Segment Start: EXERCISE INPUTS

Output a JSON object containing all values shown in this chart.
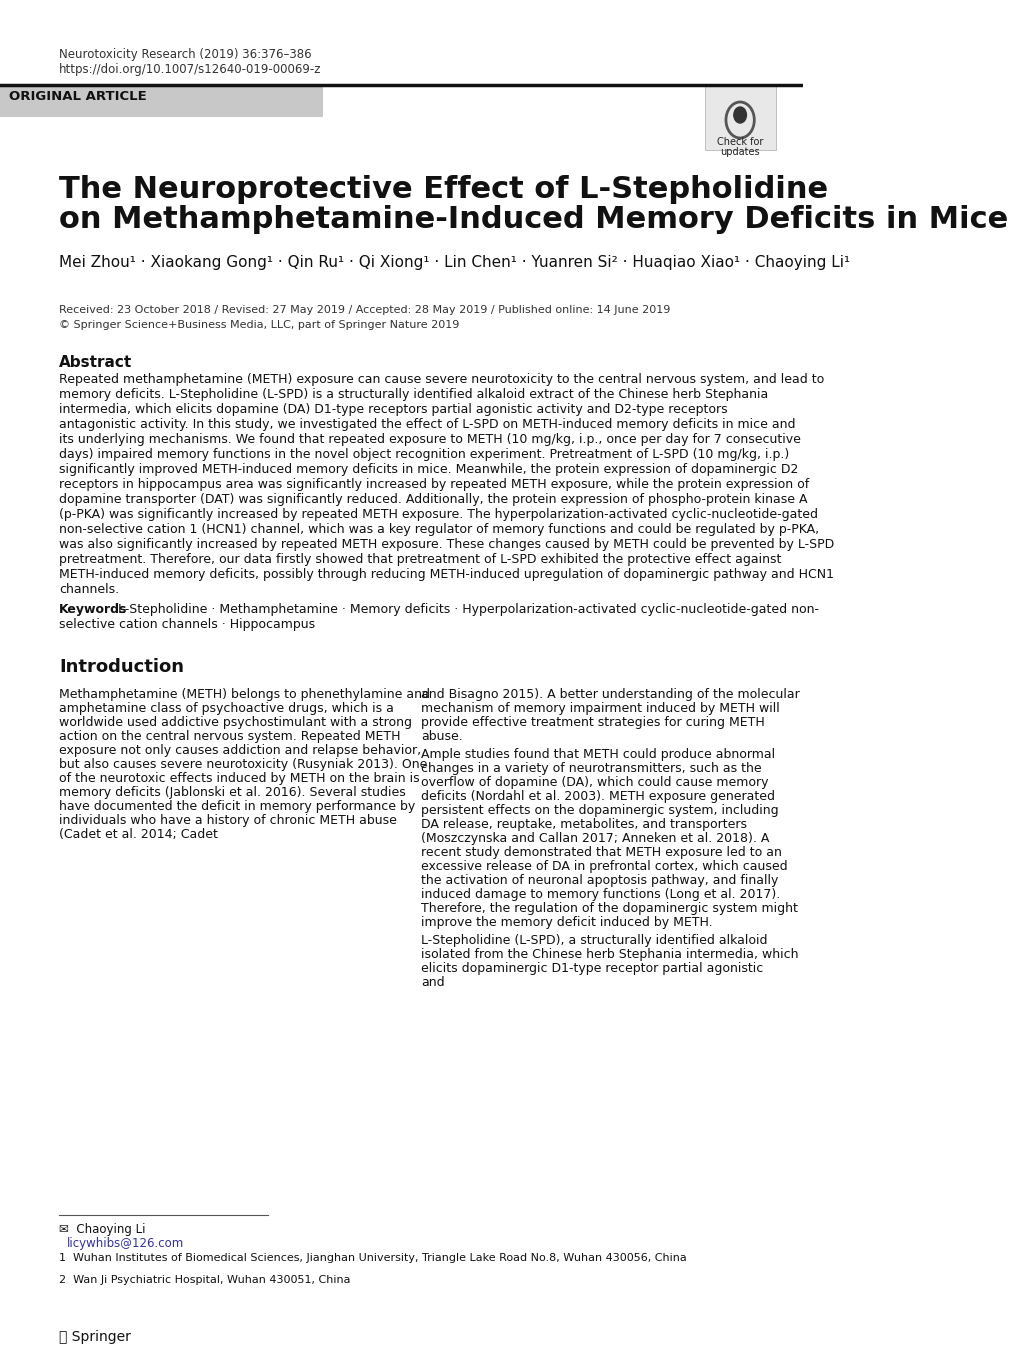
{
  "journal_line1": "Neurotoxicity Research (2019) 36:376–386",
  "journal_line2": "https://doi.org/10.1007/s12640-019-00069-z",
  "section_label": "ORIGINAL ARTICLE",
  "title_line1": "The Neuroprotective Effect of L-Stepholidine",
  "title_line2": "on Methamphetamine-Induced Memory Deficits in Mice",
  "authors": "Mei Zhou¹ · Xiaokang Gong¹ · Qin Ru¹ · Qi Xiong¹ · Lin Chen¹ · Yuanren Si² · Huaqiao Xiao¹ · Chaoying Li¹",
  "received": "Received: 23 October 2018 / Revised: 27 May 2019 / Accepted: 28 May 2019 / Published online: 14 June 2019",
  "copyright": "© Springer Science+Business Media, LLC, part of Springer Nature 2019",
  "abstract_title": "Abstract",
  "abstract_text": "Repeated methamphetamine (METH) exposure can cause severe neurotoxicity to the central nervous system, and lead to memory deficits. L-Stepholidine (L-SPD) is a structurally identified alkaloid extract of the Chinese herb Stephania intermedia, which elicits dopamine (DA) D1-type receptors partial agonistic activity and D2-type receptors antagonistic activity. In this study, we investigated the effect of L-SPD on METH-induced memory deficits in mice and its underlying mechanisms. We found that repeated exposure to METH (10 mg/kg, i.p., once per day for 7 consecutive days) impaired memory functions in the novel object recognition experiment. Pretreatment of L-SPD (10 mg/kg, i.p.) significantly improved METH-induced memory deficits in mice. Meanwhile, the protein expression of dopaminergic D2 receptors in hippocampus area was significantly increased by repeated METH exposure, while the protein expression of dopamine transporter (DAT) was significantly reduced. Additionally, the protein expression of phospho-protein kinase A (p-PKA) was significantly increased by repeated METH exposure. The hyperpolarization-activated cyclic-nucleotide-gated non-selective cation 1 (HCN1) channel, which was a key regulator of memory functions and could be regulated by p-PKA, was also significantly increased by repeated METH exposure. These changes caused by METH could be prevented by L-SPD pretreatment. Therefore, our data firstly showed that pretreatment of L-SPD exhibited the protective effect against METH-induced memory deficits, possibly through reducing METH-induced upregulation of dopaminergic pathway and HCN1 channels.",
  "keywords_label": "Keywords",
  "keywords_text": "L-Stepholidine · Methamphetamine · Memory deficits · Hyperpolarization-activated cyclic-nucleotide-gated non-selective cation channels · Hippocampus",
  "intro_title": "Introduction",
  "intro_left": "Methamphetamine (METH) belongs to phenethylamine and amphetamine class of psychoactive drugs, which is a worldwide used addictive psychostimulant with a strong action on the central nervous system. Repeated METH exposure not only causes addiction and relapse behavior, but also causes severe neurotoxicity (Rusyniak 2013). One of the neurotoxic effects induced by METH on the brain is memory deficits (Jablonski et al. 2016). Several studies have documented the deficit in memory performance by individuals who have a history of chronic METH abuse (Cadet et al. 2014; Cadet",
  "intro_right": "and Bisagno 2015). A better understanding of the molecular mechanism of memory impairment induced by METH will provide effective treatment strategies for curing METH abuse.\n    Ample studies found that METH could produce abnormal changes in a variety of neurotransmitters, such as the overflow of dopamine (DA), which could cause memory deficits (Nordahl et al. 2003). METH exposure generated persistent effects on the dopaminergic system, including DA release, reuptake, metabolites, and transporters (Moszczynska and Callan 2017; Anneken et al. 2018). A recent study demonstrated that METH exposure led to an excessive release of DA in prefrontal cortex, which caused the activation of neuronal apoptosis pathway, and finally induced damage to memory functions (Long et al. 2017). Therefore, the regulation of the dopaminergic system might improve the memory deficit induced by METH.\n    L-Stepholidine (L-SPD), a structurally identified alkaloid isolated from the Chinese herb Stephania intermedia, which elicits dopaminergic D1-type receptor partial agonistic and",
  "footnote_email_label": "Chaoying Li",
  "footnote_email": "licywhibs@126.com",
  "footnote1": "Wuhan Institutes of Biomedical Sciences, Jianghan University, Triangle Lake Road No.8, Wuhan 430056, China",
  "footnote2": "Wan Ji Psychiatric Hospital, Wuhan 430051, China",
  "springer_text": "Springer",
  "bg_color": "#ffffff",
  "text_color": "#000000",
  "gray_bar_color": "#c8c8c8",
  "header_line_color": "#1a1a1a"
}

Segment End: EXERCISE INPUTS

- WORK ITEM -
The data above must be reproduced exactly, without any of its pictures.

- REPLY TO THE EXERCISE -
Output a JSON object containing all values shown in this chart.
{
  "journal_line1": "Neurotoxicity Research (2019) 36:376–386",
  "journal_line2": "https://doi.org/10.1007/s12640-019-00069-z",
  "section_label": "ORIGINAL ARTICLE",
  "title_line1": "The Neuroprotective Effect of L-Stepholidine",
  "title_line2": "on Methamphetamine-Induced Memory Deficits in Mice",
  "authors": "Mei Zhou¹ · Xiaokang Gong¹ · Qin Ru¹ · Qi Xiong¹ · Lin Chen¹ · Yuanren Si² · Huaqiao Xiao¹ · Chaoying Li¹",
  "received": "Received: 23 October 2018 / Revised: 27 May 2019 / Accepted: 28 May 2019 / Published online: 14 June 2019",
  "copyright": "© Springer Science+Business Media, LLC, part of Springer Nature 2019",
  "abstract_title": "Abstract",
  "abstract_text": "Repeated methamphetamine (METH) exposure can cause severe neurotoxicity to the central nervous system, and lead to memory deficits. L-Stepholidine (L-SPD) is a structurally identified alkaloid extract of the Chinese herb Stephania intermedia, which elicits dopamine (DA) D1-type receptors partial agonistic activity and D2-type receptors antagonistic activity. In this study, we investigated the effect of L-SPD on METH-induced memory deficits in mice and its underlying mechanisms. We found that repeated exposure to METH (10 mg/kg, i.p., once per day for 7 consecutive days) impaired memory functions in the novel object recognition experiment. Pretreatment of L-SPD (10 mg/kg, i.p.) significantly improved METH-induced memory deficits in mice. Meanwhile, the protein expression of dopaminergic D2 receptors in hippocampus area was significantly increased by repeated METH exposure, while the protein expression of dopamine transporter (DAT) was significantly reduced. Additionally, the protein expression of phospho-protein kinase A (p-PKA) was significantly increased by repeated METH exposure. The hyperpolarization-activated cyclic-nucleotide-gated non-selective cation 1 (HCN1) channel, which was a key regulator of memory functions and could be regulated by p-PKA, was also significantly increased by repeated METH exposure. These changes caused by METH could be prevented by L-SPD pretreatment. Therefore, our data firstly showed that pretreatment of L-SPD exhibited the protective effect against METH-induced memory deficits, possibly through reducing METH-induced upregulation of dopaminergic pathway and HCN1 channels.",
  "keywords_label": "Keywords",
  "keywords_text": "L-Stepholidine · Methamphetamine · Memory deficits · Hyperpolarization-activated cyclic-nucleotide-gated non-selective cation channels · Hippocampus",
  "intro_title": "Introduction",
  "intro_left": "Methamphetamine (METH) belongs to phenethylamine and amphetamine class of psychoactive drugs, which is a worldwide used addictive psychostimulant with a strong action on the central nervous system. Repeated METH exposure not only causes addiction and relapse behavior, but also causes severe neurotoxicity (Rusyniak 2013). One of the neurotoxic effects induced by METH on the brain is memory deficits (Jablonski et al. 2016). Several studies have documented the deficit in memory performance by individuals who have a history of chronic METH abuse (Cadet et al. 2014; Cadet",
  "intro_right": "and Bisagno 2015). A better understanding of the molecular mechanism of memory impairment induced by METH will provide effective treatment strategies for curing METH abuse.\n    Ample studies found that METH could produce abnormal changes in a variety of neurotransmitters, such as the overflow of dopamine (DA), which could cause memory deficits (Nordahl et al. 2003). METH exposure generated persistent effects on the dopaminergic system, including DA release, reuptake, metabolites, and transporters (Moszczynska and Callan 2017; Anneken et al. 2018). A recent study demonstrated that METH exposure led to an excessive release of DA in prefrontal cortex, which caused the activation of neuronal apoptosis pathway, and finally induced damage to memory functions (Long et al. 2017). Therefore, the regulation of the dopaminergic system might improve the memory deficit induced by METH.\n    L-Stepholidine (L-SPD), a structurally identified alkaloid isolated from the Chinese herb Stephania intermedia, which elicits dopaminergic D1-type receptor partial agonistic and",
  "footnote_email_label": "Chaoying Li",
  "footnote_email": "licywhibs@126.com",
  "footnote1": "Wuhan Institutes of Biomedical Sciences, Jianghan University, Triangle Lake Road No.8, Wuhan 430056, China",
  "footnote2": "Wan Ji Psychiatric Hospital, Wuhan 430051, China",
  "springer_text": "Springer",
  "bg_color": "#ffffff",
  "text_color": "#000000",
  "gray_bar_color": "#c8c8c8",
  "header_line_color": "#1a1a1a"
}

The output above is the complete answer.